** start INPUT FOR THIS TASK **

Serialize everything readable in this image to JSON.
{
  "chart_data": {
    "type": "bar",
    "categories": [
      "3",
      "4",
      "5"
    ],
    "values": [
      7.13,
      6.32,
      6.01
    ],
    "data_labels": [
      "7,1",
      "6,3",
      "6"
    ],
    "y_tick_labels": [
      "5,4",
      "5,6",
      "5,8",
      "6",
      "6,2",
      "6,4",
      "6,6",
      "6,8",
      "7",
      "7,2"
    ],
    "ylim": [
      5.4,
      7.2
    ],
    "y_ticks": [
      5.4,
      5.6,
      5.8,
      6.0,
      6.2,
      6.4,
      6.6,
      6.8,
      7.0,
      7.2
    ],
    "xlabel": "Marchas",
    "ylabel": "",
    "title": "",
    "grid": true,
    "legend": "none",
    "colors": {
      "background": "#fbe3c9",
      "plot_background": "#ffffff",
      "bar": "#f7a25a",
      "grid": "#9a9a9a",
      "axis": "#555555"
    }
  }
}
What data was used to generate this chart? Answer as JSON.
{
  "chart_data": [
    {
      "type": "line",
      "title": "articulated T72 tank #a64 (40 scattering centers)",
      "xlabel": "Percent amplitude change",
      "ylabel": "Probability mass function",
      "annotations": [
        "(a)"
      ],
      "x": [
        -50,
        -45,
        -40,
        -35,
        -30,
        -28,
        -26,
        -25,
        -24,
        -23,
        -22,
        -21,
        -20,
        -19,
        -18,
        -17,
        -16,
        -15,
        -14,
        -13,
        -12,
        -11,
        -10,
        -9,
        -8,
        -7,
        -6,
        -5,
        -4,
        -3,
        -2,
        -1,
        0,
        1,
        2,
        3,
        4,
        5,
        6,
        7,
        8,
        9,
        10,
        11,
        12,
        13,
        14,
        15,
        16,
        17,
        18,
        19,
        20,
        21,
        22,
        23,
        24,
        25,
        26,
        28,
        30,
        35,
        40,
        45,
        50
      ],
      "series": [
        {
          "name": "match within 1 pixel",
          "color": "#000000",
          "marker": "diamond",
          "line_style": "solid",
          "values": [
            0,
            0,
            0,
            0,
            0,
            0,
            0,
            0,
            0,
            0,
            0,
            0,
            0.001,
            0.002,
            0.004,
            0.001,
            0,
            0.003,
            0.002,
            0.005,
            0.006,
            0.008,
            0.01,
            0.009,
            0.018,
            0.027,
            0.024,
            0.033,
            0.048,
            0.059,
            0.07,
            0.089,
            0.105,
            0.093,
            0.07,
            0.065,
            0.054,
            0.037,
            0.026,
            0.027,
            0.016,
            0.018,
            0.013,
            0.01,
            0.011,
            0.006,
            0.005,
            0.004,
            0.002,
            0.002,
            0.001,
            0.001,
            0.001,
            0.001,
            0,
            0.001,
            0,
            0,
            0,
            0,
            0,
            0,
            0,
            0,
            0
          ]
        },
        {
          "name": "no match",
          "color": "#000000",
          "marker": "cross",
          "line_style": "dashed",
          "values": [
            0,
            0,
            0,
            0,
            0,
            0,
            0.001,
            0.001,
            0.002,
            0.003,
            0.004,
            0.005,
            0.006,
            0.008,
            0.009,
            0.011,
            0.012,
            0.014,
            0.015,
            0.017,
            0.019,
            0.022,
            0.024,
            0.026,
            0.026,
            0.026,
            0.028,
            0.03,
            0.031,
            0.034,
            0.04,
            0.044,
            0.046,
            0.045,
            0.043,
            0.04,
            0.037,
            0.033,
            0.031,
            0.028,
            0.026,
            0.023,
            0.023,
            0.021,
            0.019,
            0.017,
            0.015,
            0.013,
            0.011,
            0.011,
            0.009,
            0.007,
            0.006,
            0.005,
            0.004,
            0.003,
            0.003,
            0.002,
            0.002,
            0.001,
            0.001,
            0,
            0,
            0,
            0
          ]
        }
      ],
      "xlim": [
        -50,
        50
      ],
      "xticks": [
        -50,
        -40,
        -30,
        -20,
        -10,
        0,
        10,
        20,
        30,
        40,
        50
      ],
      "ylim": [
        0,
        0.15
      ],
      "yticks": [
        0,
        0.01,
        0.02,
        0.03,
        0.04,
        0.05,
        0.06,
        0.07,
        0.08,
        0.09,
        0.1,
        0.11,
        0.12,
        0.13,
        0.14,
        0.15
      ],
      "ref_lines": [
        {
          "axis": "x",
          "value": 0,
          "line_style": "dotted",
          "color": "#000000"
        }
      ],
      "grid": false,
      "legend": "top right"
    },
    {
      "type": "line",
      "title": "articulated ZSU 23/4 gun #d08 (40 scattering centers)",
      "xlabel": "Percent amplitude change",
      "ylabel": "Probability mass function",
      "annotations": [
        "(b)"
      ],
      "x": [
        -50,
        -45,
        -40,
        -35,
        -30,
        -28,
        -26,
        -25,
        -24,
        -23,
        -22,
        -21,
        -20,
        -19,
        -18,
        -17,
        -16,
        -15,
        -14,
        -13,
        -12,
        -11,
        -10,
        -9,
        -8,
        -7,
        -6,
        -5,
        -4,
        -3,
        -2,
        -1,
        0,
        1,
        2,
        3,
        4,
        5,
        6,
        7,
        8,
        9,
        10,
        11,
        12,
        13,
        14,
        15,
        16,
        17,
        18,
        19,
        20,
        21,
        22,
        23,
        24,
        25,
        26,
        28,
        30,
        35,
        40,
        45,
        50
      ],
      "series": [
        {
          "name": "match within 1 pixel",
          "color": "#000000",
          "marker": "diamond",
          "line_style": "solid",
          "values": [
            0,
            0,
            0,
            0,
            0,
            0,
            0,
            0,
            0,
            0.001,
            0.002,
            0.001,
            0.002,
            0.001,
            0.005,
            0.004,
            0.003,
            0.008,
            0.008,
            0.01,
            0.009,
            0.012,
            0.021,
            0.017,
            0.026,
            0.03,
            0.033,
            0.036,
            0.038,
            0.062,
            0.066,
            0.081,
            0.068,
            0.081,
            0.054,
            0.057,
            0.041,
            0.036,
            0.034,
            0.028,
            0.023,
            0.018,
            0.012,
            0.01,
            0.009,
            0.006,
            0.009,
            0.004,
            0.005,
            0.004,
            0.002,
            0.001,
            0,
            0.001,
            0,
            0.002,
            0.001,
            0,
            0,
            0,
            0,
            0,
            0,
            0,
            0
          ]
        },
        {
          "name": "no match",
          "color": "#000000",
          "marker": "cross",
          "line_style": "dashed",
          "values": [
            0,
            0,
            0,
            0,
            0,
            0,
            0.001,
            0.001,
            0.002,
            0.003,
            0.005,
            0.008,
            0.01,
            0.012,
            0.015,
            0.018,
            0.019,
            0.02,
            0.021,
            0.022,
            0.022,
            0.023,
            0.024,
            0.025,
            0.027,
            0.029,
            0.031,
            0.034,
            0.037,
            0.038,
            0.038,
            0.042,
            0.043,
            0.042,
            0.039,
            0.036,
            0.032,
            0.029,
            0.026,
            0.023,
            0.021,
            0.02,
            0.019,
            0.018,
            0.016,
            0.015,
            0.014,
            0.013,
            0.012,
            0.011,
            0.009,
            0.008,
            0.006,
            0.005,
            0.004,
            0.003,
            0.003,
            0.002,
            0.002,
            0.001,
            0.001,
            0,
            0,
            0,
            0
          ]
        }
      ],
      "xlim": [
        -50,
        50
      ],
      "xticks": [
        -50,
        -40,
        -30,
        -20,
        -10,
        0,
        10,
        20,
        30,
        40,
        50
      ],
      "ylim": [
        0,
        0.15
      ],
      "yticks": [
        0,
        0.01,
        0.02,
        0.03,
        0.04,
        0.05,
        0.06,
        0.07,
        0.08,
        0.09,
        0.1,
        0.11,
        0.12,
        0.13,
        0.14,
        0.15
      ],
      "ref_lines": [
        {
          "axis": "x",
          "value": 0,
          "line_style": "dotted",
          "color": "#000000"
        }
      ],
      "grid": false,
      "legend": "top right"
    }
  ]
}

** end INPUT FOR THIS TASK **

### DO THIS
Identify every line where the string "centers" appears.

### REPLY
      "title": "articulated T72 tank #a64 (40 scattering centers)",
      "title": "articulated ZSU 23/4 gun #d08 (40 scattering centers)",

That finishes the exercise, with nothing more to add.